(Entries taken from a collection)
★ ★ ★

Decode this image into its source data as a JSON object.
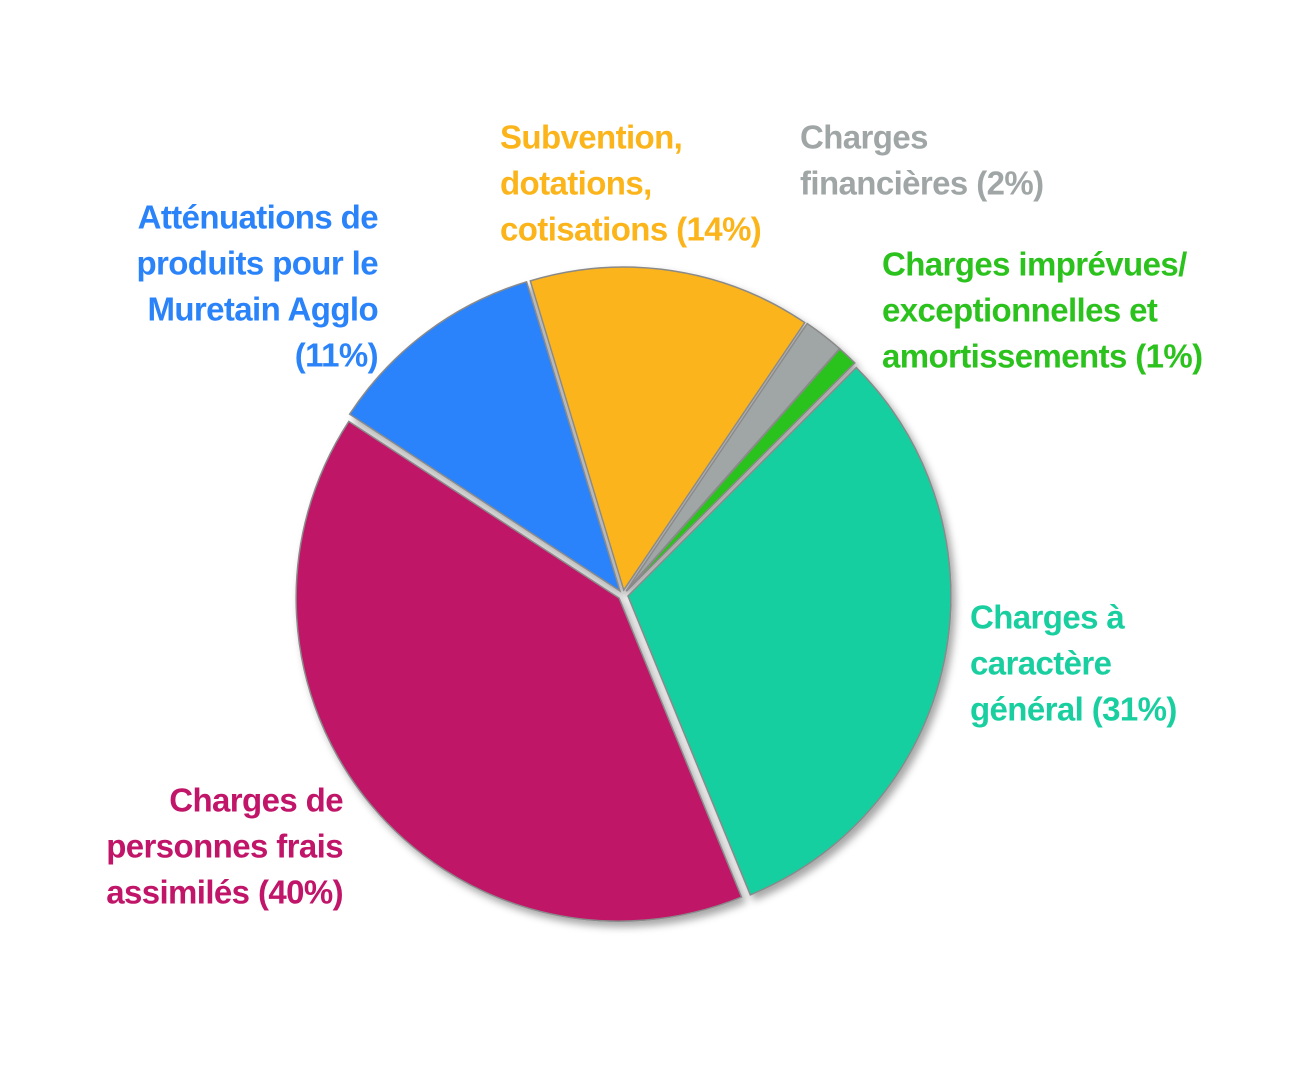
{
  "chart_data": {
    "type": "pie",
    "categories": [
      [
        "Charges à",
        "caractère",
        "général (31%)"
      ],
      [
        "Charges de",
        "personnes frais",
        "assimilés (40%)"
      ],
      [
        "Atténuations de",
        "produits pour le",
        "Muretain Agglo",
        "(11%)"
      ],
      [
        "Subvention,",
        "dotations,",
        "cotisations (14%)"
      ],
      [
        "Charges",
        "financières (2%)"
      ],
      [
        "Charges imprévues/",
        "exceptionnelles et",
        "amortissements (1%)"
      ]
    ],
    "values": [
      31,
      40,
      11,
      14,
      2,
      1
    ],
    "colors": [
      "#19cfa0",
      "#c01568",
      "#2b83fa",
      "#fbb41a",
      "#a0a6a6",
      "#2cc21e"
    ]
  }
}
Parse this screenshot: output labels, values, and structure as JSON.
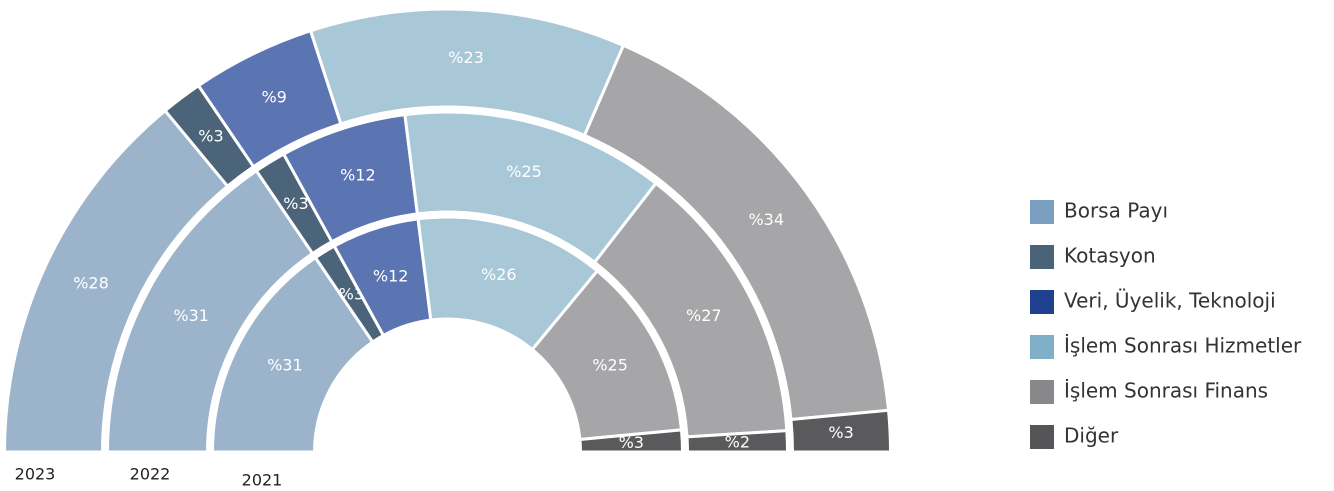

★ ★ ★

Problem: Print out the lines exactly, skipping any picture.

Task response:
Decode this image into its source data as a JSON object.
{
  "chart_data": {
    "type": "pie",
    "categories": [
      [
        "Charges à",
        "caractère",
        "général (31%)"
      ],
      [
        "Charges de",
        "personnes frais",
        "assimilés (40%)"
      ],
      [
        "Atténuations de",
        "produits pour le",
        "Muretain Agglo",
        "(11%)"
      ],
      [
        "Subvention,",
        "dotations,",
        "cotisations (14%)"
      ],
      [
        "Charges",
        "financières (2%)"
      ],
      [
        "Charges imprévues/",
        "exceptionnelles et",
        "amortissements (1%)"
      ]
    ],
    "values": [
      31,
      40,
      11,
      14,
      2,
      1
    ],
    "colors": [
      "#19cfa0",
      "#c01568",
      "#2b83fa",
      "#fbb41a",
      "#a0a6a6",
      "#2cc21e"
    ]
  }
}
Parse this screenshot: output labels, values, and structure as JSON.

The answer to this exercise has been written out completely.